• Çalışma Yönergeleri:
a – Kaftancıoğlu yazısında çift tırnak içine alınmış bütün ifadeleri yazın.
b – Kaftancıoğlu yazısını son cümlesinden sonra, aynı üslupla sürdürün.

• Metin Parçası:
###

CHP İstanbul İl
Başkanı Canan Kaftancıoğlu, hakkında açılan beş ayrı dâvâdan 9 yıl 8 ay ceza
almıştı 2019 Eylül’ünde. İl Başkanı değil, suç makinası mübârek’
Canancığımın
dosyası o günden bugüne Yargıtay’da incelenmekteydi ve nihayet bu “hassas”
inceleme de tamamlandı.
Bu
ülkede teröristin kucağında poz vermiş olsanız bile yasal süreçlerin
tamamlanması en az altı yedi ay sürer ve size arazi olmanız için yeterli zamanı
ve fırsatı sağlar.
“Saray
yargısı” Canancığımın “silahlı terör örgütü propagandası yapmak” ve “halkı kin
ve düşmanlığa alenen tahrik etmek” suçlarından ceza almasına gerek olmadığına
karar verdi.

###

• Verilen Satırlar:
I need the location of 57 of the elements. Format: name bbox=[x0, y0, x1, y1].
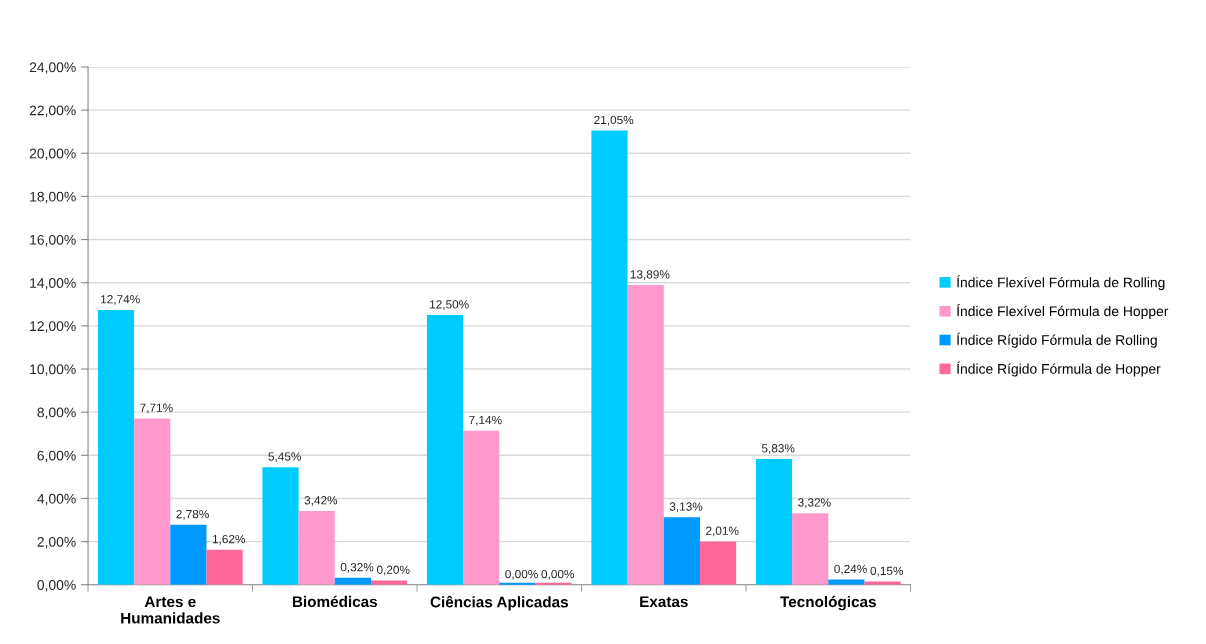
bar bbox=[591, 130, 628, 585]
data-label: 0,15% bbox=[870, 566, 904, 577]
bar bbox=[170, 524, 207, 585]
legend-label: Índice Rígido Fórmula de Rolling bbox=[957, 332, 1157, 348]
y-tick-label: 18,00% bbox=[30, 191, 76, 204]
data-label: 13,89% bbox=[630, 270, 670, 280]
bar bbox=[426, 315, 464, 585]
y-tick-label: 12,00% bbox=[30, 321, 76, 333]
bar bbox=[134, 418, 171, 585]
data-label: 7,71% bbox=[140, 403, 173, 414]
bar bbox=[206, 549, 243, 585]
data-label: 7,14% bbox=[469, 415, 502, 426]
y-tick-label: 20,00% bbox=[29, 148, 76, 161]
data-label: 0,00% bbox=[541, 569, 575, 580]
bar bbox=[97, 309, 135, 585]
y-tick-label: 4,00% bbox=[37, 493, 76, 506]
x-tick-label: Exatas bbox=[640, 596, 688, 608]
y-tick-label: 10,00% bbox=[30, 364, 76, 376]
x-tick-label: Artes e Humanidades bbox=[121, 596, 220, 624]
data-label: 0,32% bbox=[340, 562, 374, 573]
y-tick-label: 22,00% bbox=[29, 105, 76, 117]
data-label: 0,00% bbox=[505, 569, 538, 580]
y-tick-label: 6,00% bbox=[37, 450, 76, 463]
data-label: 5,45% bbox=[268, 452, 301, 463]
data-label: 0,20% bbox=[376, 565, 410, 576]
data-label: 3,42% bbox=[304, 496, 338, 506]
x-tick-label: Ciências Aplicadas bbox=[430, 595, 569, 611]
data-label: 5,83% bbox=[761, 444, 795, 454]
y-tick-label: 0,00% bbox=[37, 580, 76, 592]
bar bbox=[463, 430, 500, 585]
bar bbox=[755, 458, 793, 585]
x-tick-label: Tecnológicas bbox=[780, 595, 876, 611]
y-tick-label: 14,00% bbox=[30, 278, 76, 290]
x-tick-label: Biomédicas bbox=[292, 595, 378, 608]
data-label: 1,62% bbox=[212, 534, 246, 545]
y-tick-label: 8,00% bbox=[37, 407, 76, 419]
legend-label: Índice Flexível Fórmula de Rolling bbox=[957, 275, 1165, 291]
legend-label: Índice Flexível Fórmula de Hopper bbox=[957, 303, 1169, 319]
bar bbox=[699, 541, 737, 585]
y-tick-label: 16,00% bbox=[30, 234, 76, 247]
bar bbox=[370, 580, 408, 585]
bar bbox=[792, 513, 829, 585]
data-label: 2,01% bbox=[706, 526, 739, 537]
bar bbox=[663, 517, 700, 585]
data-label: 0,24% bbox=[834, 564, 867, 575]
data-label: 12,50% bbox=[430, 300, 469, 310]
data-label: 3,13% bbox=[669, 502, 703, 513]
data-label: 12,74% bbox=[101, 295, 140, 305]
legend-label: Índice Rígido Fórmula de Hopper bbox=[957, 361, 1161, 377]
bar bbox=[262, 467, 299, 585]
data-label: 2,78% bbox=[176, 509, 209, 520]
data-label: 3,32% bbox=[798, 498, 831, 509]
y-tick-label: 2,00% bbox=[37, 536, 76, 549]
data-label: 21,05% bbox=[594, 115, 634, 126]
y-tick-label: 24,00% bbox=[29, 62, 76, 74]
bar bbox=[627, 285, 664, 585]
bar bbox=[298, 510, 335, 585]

###

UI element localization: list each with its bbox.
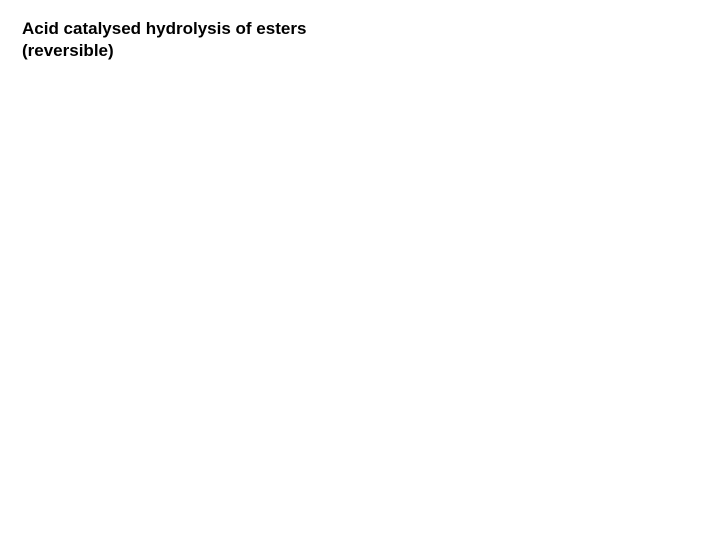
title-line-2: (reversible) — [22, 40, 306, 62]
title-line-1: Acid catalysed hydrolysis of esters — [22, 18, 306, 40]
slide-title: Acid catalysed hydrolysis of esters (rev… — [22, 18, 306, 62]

###

• Görev Yanıtları:
a –
"hassas"
"Saray yargısı"
"silahlı terör örgütü propagandası yapmak"
"halkı kin ve düşmanlığa alenen tahrik etmek"

b –
Yani
terör örgütü PKK üyesi Sakine Cansız’a güzelleme yapmak ve MLKP kurucusu Hasan
Ocak’a “Komutana bin selâm” diye selâm göndermek gibi fiillerini düşünce
özgürlüğü olarak değerlendirmiş Yargıtay.
Ne
de olsa “sarayın yargısı”!
Bu
emsal kararla birlikte isteyen Öcalan ya da Fetullah Gülen hakkında methiyeler
dizebilir, onlara selâmlar gönderebilir çekinmeden.
Yiyorsanız
aynı güzellemeleri ABD ya da Avrupa’da El-Kaide lideri için yapın bakalım,
neler oluyor? Görürsünüz bu “demokratik” ülkelerdeki düşünce özgürlüğünün enini
boyunu.
Elin
oğlu bırakınız aleni şekilde destek vermenizi yahut selâmlar göndermenizi,
terör örgütlerini kınamamanızı bile destek olarak değerlendiriyor. Demokrasiyi
henüz içselleştirememiş olmalarındandır zahir.
Velhasıl
Yargıtay’ın bu kararıyla Canancığımın cezası hoppadanak 4 yıl 11 aya
düşüvermiş. Bir ay fazla ceza alsa İnfaz Yasası’na göre hapis yatması gerekecek
ablamızın, Allah muhafaza.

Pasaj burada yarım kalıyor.